TASK TO CARRY OUT: Identify all lines below that hold "pays" and collect them.

Records contained in a dataset
>>>
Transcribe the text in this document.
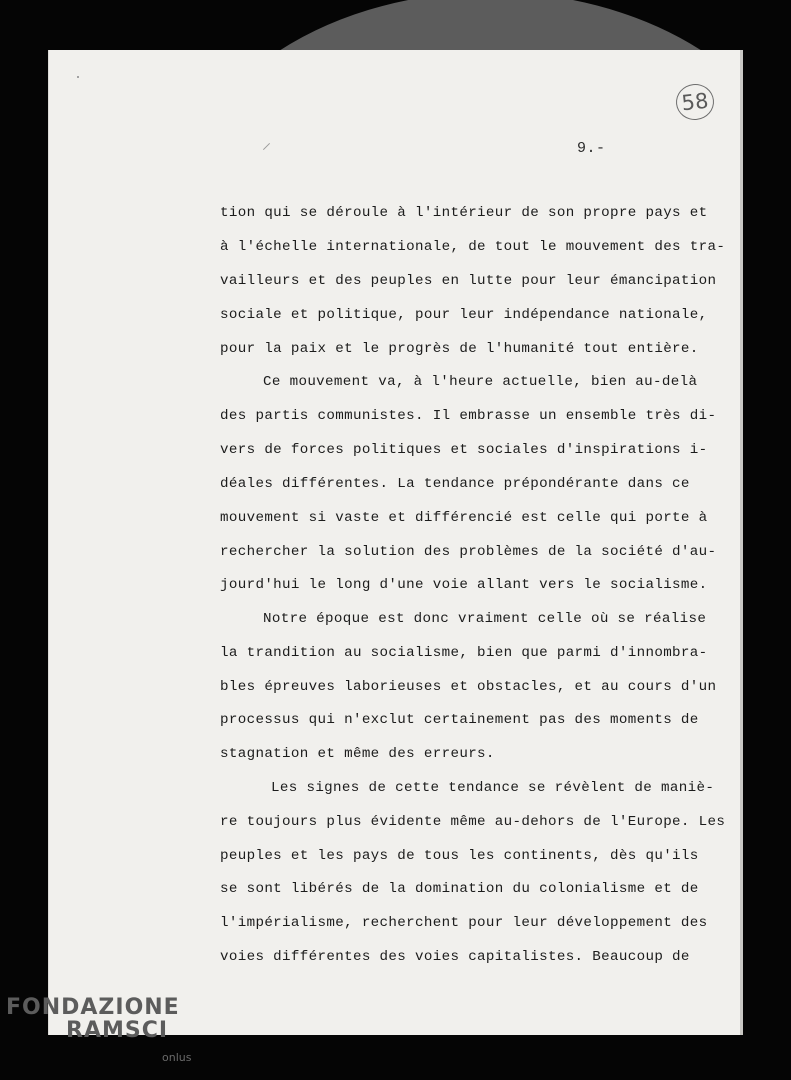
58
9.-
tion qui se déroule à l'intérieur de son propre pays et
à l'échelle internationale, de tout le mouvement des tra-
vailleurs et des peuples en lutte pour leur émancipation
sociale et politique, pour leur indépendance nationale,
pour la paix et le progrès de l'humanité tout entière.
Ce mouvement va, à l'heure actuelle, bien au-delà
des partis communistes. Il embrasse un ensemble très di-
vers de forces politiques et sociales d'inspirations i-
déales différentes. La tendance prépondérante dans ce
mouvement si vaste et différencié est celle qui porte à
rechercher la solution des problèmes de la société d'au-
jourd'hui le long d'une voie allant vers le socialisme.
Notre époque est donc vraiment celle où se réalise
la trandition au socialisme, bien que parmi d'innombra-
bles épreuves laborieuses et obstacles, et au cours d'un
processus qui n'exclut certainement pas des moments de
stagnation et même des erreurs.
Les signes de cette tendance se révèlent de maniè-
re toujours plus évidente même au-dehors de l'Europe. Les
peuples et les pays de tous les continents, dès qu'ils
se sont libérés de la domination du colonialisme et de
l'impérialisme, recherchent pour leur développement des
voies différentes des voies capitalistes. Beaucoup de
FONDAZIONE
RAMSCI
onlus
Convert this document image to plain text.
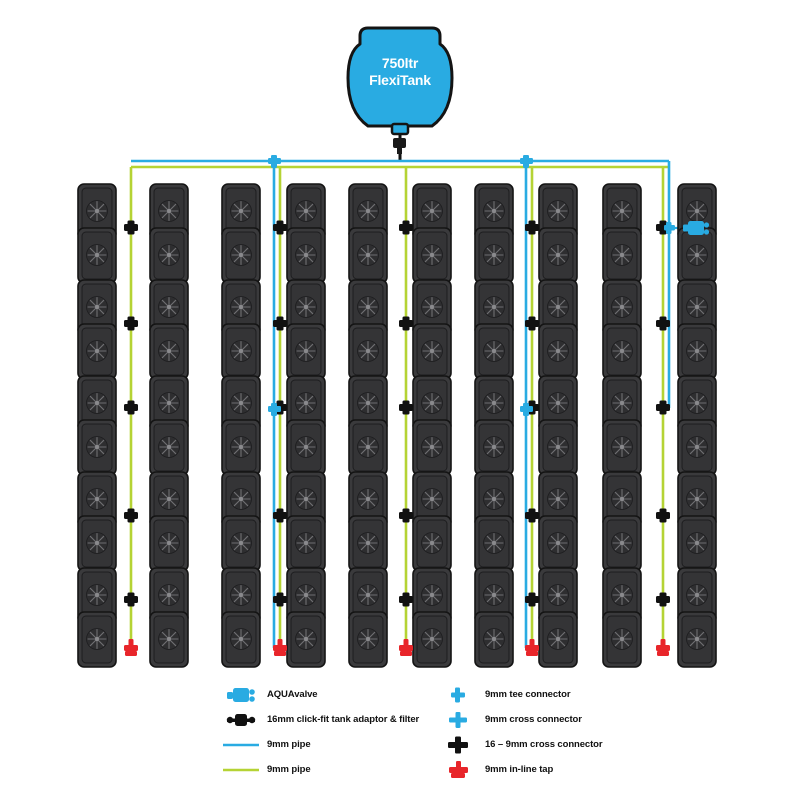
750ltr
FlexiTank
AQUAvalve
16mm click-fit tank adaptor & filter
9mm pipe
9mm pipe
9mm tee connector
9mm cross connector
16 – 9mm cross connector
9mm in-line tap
<<<
>>>
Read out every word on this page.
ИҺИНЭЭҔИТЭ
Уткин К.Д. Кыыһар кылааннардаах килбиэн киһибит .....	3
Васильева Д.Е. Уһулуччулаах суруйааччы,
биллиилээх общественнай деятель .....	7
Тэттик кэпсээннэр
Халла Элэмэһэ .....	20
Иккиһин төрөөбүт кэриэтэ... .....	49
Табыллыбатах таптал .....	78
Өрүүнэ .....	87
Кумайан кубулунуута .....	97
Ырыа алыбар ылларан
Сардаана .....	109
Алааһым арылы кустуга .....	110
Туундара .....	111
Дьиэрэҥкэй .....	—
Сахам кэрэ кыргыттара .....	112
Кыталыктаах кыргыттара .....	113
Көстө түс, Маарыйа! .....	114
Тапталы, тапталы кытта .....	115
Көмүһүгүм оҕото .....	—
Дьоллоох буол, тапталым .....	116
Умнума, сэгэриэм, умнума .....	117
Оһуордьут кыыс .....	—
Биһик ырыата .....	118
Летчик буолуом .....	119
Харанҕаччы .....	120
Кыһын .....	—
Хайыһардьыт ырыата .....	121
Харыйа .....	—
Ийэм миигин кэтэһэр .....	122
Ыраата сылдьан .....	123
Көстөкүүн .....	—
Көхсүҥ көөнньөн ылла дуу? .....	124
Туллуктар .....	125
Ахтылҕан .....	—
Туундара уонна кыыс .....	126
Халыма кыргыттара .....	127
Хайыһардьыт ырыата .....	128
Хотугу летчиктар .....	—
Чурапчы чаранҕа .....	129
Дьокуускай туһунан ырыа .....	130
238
<<<
TASK RESPONSE:
tion qui se déroule à l'intérieur de son propre pays et
peuples et les pays de tous les continents, dès qu'ils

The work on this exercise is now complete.